--- Start of Rows ---

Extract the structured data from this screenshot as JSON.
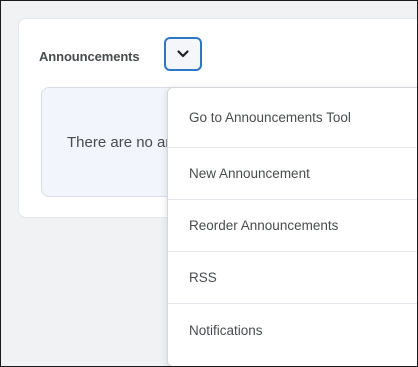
{
  "widget": {
    "title": "Announcements",
    "menu_toggle_icon": "chevron-down-icon",
    "empty_message": "There are no announcements to display."
  },
  "dropdown": {
    "items": [
      {
        "label": "Go to Announcements Tool"
      },
      {
        "label": "New Announcement"
      },
      {
        "label": "Reorder Announcements"
      },
      {
        "label": "RSS"
      },
      {
        "label": "Notifications"
      }
    ]
  },
  "colors": {
    "focus_ring": "#2b78c5",
    "text": "#494c4e",
    "card_bg": "#f2f5fb"
  }
}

--- End of Rows ---

(Problem statement) Images must not appear in the copy; reproduce everything else in the records verbatim.

(Full answer)
Extract the structured data from this screenshot as JSON.
{
  "widget": {
    "title": "Announcements",
    "menu_toggle_icon": "chevron-down-icon",
    "empty_message": "There are no announcements to display."
  },
  "dropdown": {
    "items": [
      {
        "label": "Go to Announcements Tool"
      },
      {
        "label": "New Announcement"
      },
      {
        "label": "Reorder Announcements"
      },
      {
        "label": "RSS"
      },
      {
        "label": "Notifications"
      }
    ]
  },
  "colors": {
    "focus_ring": "#2b78c5",
    "text": "#494c4e",
    "card_bg": "#f2f5fb"
  }
}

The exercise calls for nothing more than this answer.